■ **GIVEN TASK**
Locate the word "title" in the entries below, then gather every line that holds it.

■ **SUPPLIED MATERIAL**
=======
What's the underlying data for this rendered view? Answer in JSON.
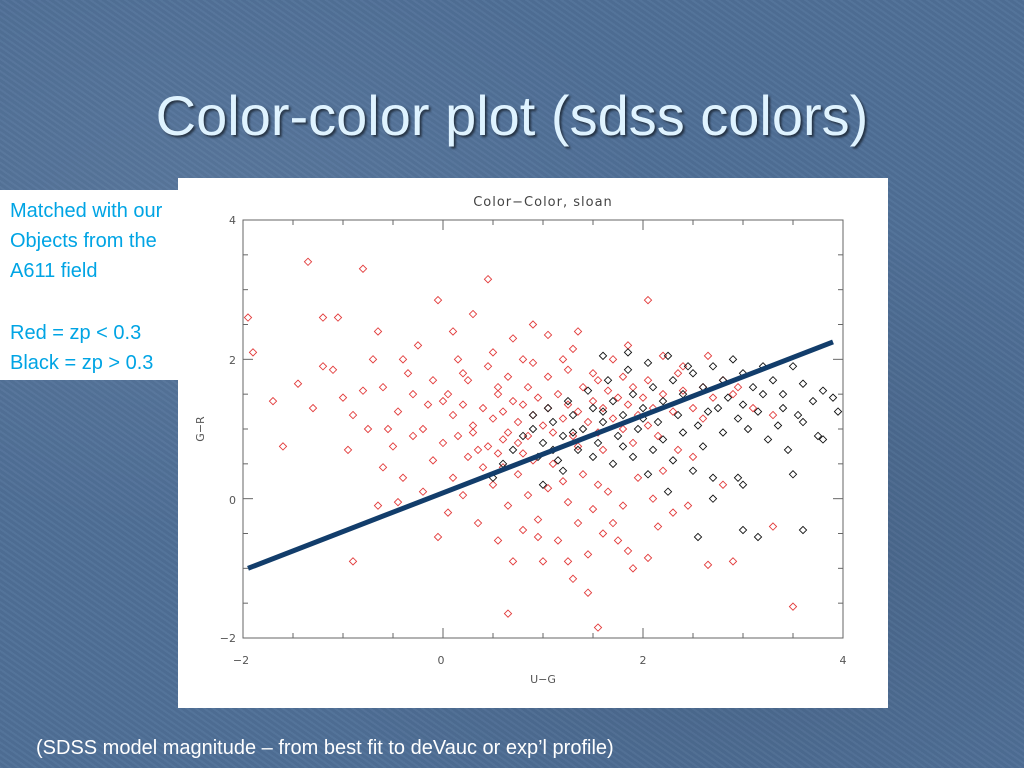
{
  "slide": {
    "title": "Color-color plot (sdss colors)",
    "note_lines": [
      "Matched with our",
      "Objects from the",
      "A611 field",
      "Red = zp < 0.3",
      "Black = zp > 0.3"
    ],
    "caption": "(SDSS model magnitude – from best fit to deVauc or exp’l profile)"
  },
  "chart_data": {
    "type": "scatter",
    "title": "Color−Color, sloan",
    "xlabel": "U−G",
    "ylabel": "G−R",
    "xlim": [
      -2,
      4
    ],
    "ylim": [
      -2,
      4
    ],
    "xticks": [
      "−2",
      "0",
      "2",
      "4"
    ],
    "yticks": [
      "−2",
      "0",
      "2",
      "4"
    ],
    "grid": false,
    "marker": "diamond",
    "series": [
      {
        "color": "#e23b3b",
        "points": [
          [
            -1.95,
            2.6
          ],
          [
            -1.9,
            2.1
          ],
          [
            -1.6,
            0.75
          ],
          [
            -1.45,
            1.65
          ],
          [
            -1.35,
            3.4
          ],
          [
            -1.2,
            2.6
          ],
          [
            -1.05,
            2.6
          ],
          [
            -1.0,
            1.45
          ],
          [
            -0.9,
            1.2
          ],
          [
            -0.8,
            3.3
          ],
          [
            -0.65,
            2.4
          ],
          [
            -0.55,
            1.0
          ],
          [
            -0.4,
            2.0
          ],
          [
            -0.35,
            1.8
          ],
          [
            -0.25,
            2.2
          ],
          [
            -0.15,
            1.35
          ],
          [
            -0.05,
            2.85
          ],
          [
            0.05,
            1.5
          ],
          [
            0.1,
            2.4
          ],
          [
            0.2,
            1.8
          ],
          [
            0.3,
            2.65
          ],
          [
            0.45,
            3.15
          ],
          [
            0.5,
            2.1
          ],
          [
            0.55,
            1.6
          ],
          [
            0.7,
            2.3
          ],
          [
            0.8,
            2.0
          ],
          [
            0.9,
            2.5
          ],
          [
            1.05,
            2.35
          ],
          [
            1.2,
            2.0
          ],
          [
            1.35,
            2.4
          ],
          [
            1.5,
            1.8
          ],
          [
            1.7,
            2.0
          ],
          [
            1.85,
            2.2
          ],
          [
            2.05,
            2.85
          ],
          [
            2.2,
            2.05
          ],
          [
            2.4,
            1.9
          ],
          [
            2.65,
            2.05
          ],
          [
            2.95,
            1.6
          ],
          [
            3.1,
            1.3
          ],
          [
            3.5,
            -1.55
          ],
          [
            -0.95,
            0.7
          ],
          [
            -0.9,
            -0.9
          ],
          [
            -0.75,
            1.0
          ],
          [
            -0.6,
            0.45
          ],
          [
            -0.5,
            0.75
          ],
          [
            -0.4,
            0.3
          ],
          [
            -0.3,
            0.9
          ],
          [
            -0.2,
            0.1
          ],
          [
            -0.1,
            0.55
          ],
          [
            -0.05,
            -0.55
          ],
          [
            0.0,
            0.8
          ],
          [
            0.1,
            0.3
          ],
          [
            0.15,
            0.9
          ],
          [
            0.2,
            0.05
          ],
          [
            0.25,
            0.6
          ],
          [
            0.3,
            0.95
          ],
          [
            0.35,
            -0.35
          ],
          [
            0.4,
            0.45
          ],
          [
            0.45,
            0.75
          ],
          [
            0.5,
            0.2
          ],
          [
            0.55,
            -0.6
          ],
          [
            0.6,
            0.85
          ],
          [
            0.6,
            0.45
          ],
          [
            0.65,
            -0.1
          ],
          [
            0.7,
            -0.9
          ],
          [
            0.75,
            0.35
          ],
          [
            0.8,
            0.65
          ],
          [
            0.8,
            -0.45
          ],
          [
            0.85,
            0.05
          ],
          [
            0.9,
            0.55
          ],
          [
            0.95,
            -0.3
          ],
          [
            1.0,
            -0.9
          ],
          [
            1.05,
            0.15
          ],
          [
            1.1,
            0.5
          ],
          [
            1.15,
            -0.6
          ],
          [
            1.2,
            0.25
          ],
          [
            1.25,
            -0.05
          ],
          [
            1.3,
            -1.15
          ],
          [
            1.35,
            -0.35
          ],
          [
            1.4,
            0.35
          ],
          [
            1.45,
            -0.8
          ],
          [
            1.5,
            -0.15
          ],
          [
            1.55,
            0.2
          ],
          [
            1.6,
            -0.5
          ],
          [
            1.65,
            0.1
          ],
          [
            1.7,
            -0.35
          ],
          [
            1.8,
            -0.1
          ],
          [
            1.85,
            -0.75
          ],
          [
            1.9,
            -1.0
          ],
          [
            1.95,
            0.3
          ],
          [
            2.05,
            -0.85
          ],
          [
            2.1,
            0.0
          ],
          [
            2.2,
            0.4
          ],
          [
            2.3,
            -0.2
          ],
          [
            2.5,
            0.6
          ],
          [
            2.65,
            -0.95
          ],
          [
            2.8,
            0.2
          ],
          [
            0.65,
            -1.65
          ],
          [
            1.45,
            -1.35
          ],
          [
            1.55,
            -1.85
          ],
          [
            0.0,
            1.4
          ],
          [
            0.1,
            1.2
          ],
          [
            0.2,
            1.35
          ],
          [
            0.3,
            1.05
          ],
          [
            0.4,
            1.3
          ],
          [
            0.5,
            1.15
          ],
          [
            0.55,
            1.5
          ],
          [
            0.6,
            1.25
          ],
          [
            0.65,
            0.95
          ],
          [
            0.7,
            1.4
          ],
          [
            0.75,
            1.1
          ],
          [
            0.8,
            1.35
          ],
          [
            0.85,
            0.9
          ],
          [
            0.9,
            1.2
          ],
          [
            0.95,
            1.45
          ],
          [
            1.0,
            1.05
          ],
          [
            1.05,
            1.3
          ],
          [
            1.1,
            0.95
          ],
          [
            1.15,
            1.5
          ],
          [
            1.2,
            1.15
          ],
          [
            1.25,
            1.35
          ],
          [
            1.3,
            0.9
          ],
          [
            1.35,
            1.25
          ],
          [
            1.4,
            1.6
          ],
          [
            1.45,
            1.1
          ],
          [
            1.5,
            1.4
          ],
          [
            1.55,
            0.95
          ],
          [
            1.6,
            1.3
          ],
          [
            1.65,
            1.55
          ],
          [
            1.7,
            1.15
          ],
          [
            1.75,
            1.45
          ],
          [
            1.8,
            1.0
          ],
          [
            1.85,
            1.35
          ],
          [
            1.9,
            1.6
          ],
          [
            1.95,
            1.2
          ],
          [
            2.0,
            1.45
          ],
          [
            2.05,
            1.05
          ],
          [
            2.1,
            1.3
          ],
          [
            2.2,
            1.5
          ],
          [
            2.3,
            1.25
          ],
          [
            2.4,
            1.55
          ],
          [
            2.5,
            1.3
          ],
          [
            2.6,
            1.6
          ],
          [
            2.7,
            1.45
          ],
          [
            2.8,
            1.7
          ],
          [
            2.9,
            1.5
          ],
          [
            -0.2,
            1.0
          ],
          [
            -0.3,
            1.5
          ],
          [
            -0.45,
            1.25
          ],
          [
            -0.6,
            1.6
          ],
          [
            -1.3,
            1.3
          ],
          [
            -1.1,
            1.85
          ],
          [
            -0.8,
            1.55
          ],
          [
            -0.7,
            2.0
          ],
          [
            0.25,
            1.7
          ],
          [
            0.45,
            1.9
          ],
          [
            0.65,
            1.75
          ],
          [
            0.85,
            1.6
          ],
          [
            1.05,
            1.75
          ],
          [
            1.25,
            1.85
          ],
          [
            1.55,
            1.7
          ],
          [
            1.8,
            1.75
          ],
          [
            2.05,
            1.7
          ],
          [
            2.35,
            1.8
          ],
          [
            0.35,
            0.7
          ],
          [
            0.55,
            0.65
          ],
          [
            0.75,
            0.8
          ],
          [
            1.35,
            0.75
          ],
          [
            1.6,
            0.7
          ],
          [
            1.9,
            0.8
          ],
          [
            2.15,
            0.9
          ],
          [
            2.35,
            0.7
          ],
          [
            -1.2,
            1.9
          ],
          [
            -1.7,
            1.4
          ],
          [
            -0.1,
            1.7
          ],
          [
            0.15,
            2.0
          ],
          [
            0.9,
            1.95
          ],
          [
            1.3,
            2.15
          ],
          [
            2.6,
            1.15
          ],
          [
            3.3,
            1.2
          ],
          [
            -0.45,
            -0.05
          ],
          [
            0.05,
            -0.2
          ],
          [
            0.95,
            -0.55
          ],
          [
            1.75,
            -0.6
          ],
          [
            2.15,
            -0.4
          ],
          [
            2.45,
            -0.1
          ],
          [
            2.9,
            -0.9
          ],
          [
            3.3,
            -0.4
          ],
          [
            -0.65,
            -0.1
          ],
          [
            1.25,
            -0.9
          ]
        ]
      },
      {
        "color": "#111111",
        "points": [
          [
            0.8,
            0.9
          ],
          [
            0.9,
            1.0
          ],
          [
            1.0,
            0.8
          ],
          [
            1.1,
            1.1
          ],
          [
            1.2,
            0.9
          ],
          [
            1.3,
            1.2
          ],
          [
            1.4,
            1.0
          ],
          [
            1.5,
            1.3
          ],
          [
            1.6,
            1.1
          ],
          [
            1.7,
            1.4
          ],
          [
            1.8,
            1.2
          ],
          [
            1.9,
            1.5
          ],
          [
            2.0,
            1.3
          ],
          [
            2.1,
            1.6
          ],
          [
            2.2,
            1.4
          ],
          [
            2.3,
            1.7
          ],
          [
            2.4,
            1.5
          ],
          [
            2.5,
            1.8
          ],
          [
            2.6,
            1.6
          ],
          [
            2.7,
            1.9
          ],
          [
            2.8,
            1.7
          ],
          [
            2.9,
            2.0
          ],
          [
            3.0,
            1.8
          ],
          [
            3.1,
            1.6
          ],
          [
            3.2,
            1.9
          ],
          [
            3.3,
            1.7
          ],
          [
            3.4,
            1.5
          ],
          [
            3.5,
            1.9
          ],
          [
            3.6,
            1.65
          ],
          [
            3.7,
            1.4
          ],
          [
            3.8,
            1.55
          ],
          [
            3.9,
            1.45
          ],
          [
            0.95,
            0.6
          ],
          [
            1.15,
            0.55
          ],
          [
            1.35,
            0.7
          ],
          [
            1.55,
            0.8
          ],
          [
            1.75,
            0.9
          ],
          [
            1.95,
            1.0
          ],
          [
            2.15,
            1.1
          ],
          [
            2.35,
            1.2
          ],
          [
            2.55,
            1.05
          ],
          [
            2.75,
            1.3
          ],
          [
            2.95,
            1.15
          ],
          [
            3.15,
            1.25
          ],
          [
            3.35,
            1.05
          ],
          [
            3.55,
            1.2
          ],
          [
            3.75,
            0.9
          ],
          [
            1.05,
            1.3
          ],
          [
            1.25,
            1.4
          ],
          [
            1.45,
            1.55
          ],
          [
            1.65,
            1.7
          ],
          [
            1.85,
            1.85
          ],
          [
            2.05,
            1.95
          ],
          [
            2.25,
            2.05
          ],
          [
            2.45,
            1.9
          ],
          [
            2.65,
            1.25
          ],
          [
            2.85,
            1.45
          ],
          [
            3.05,
            1.0
          ],
          [
            3.25,
            0.85
          ],
          [
            3.45,
            0.7
          ],
          [
            1.5,
            0.6
          ],
          [
            1.7,
            0.5
          ],
          [
            1.9,
            0.6
          ],
          [
            2.1,
            0.7
          ],
          [
            2.3,
            0.55
          ],
          [
            2.5,
            0.4
          ],
          [
            2.7,
            0.3
          ],
          [
            3.0,
            0.2
          ],
          [
            0.6,
            0.5
          ],
          [
            0.7,
            0.7
          ],
          [
            0.9,
            1.2
          ],
          [
            1.1,
            0.7
          ],
          [
            1.3,
            0.95
          ],
          [
            1.6,
            1.25
          ],
          [
            1.8,
            0.75
          ],
          [
            2.0,
            1.15
          ],
          [
            2.2,
            0.85
          ],
          [
            2.4,
            0.95
          ],
          [
            2.6,
            0.75
          ],
          [
            2.8,
            0.95
          ],
          [
            3.0,
            1.35
          ],
          [
            3.2,
            1.5
          ],
          [
            3.4,
            1.3
          ],
          [
            3.6,
            1.1
          ],
          [
            3.8,
            0.85
          ],
          [
            3.95,
            1.25
          ],
          [
            2.55,
            -0.55
          ],
          [
            3.0,
            -0.45
          ],
          [
            3.15,
            -0.55
          ],
          [
            3.6,
            -0.45
          ],
          [
            2.7,
            0.0
          ],
          [
            2.95,
            0.3
          ],
          [
            3.5,
            0.35
          ],
          [
            1.6,
            2.05
          ],
          [
            1.85,
            2.1
          ],
          [
            0.5,
            0.3
          ],
          [
            1.0,
            0.2
          ],
          [
            1.2,
            0.4
          ],
          [
            2.05,
            0.35
          ],
          [
            2.25,
            0.1
          ]
        ]
      }
    ],
    "fit_line": {
      "color": "#123d6b",
      "from": [
        -1.95,
        -1.0
      ],
      "to": [
        3.9,
        2.25
      ]
    }
  }
}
=======
■ **REPLY**
    "title": "Color-color plot (sdss colors)",
    "title": "Color−Color, sloan",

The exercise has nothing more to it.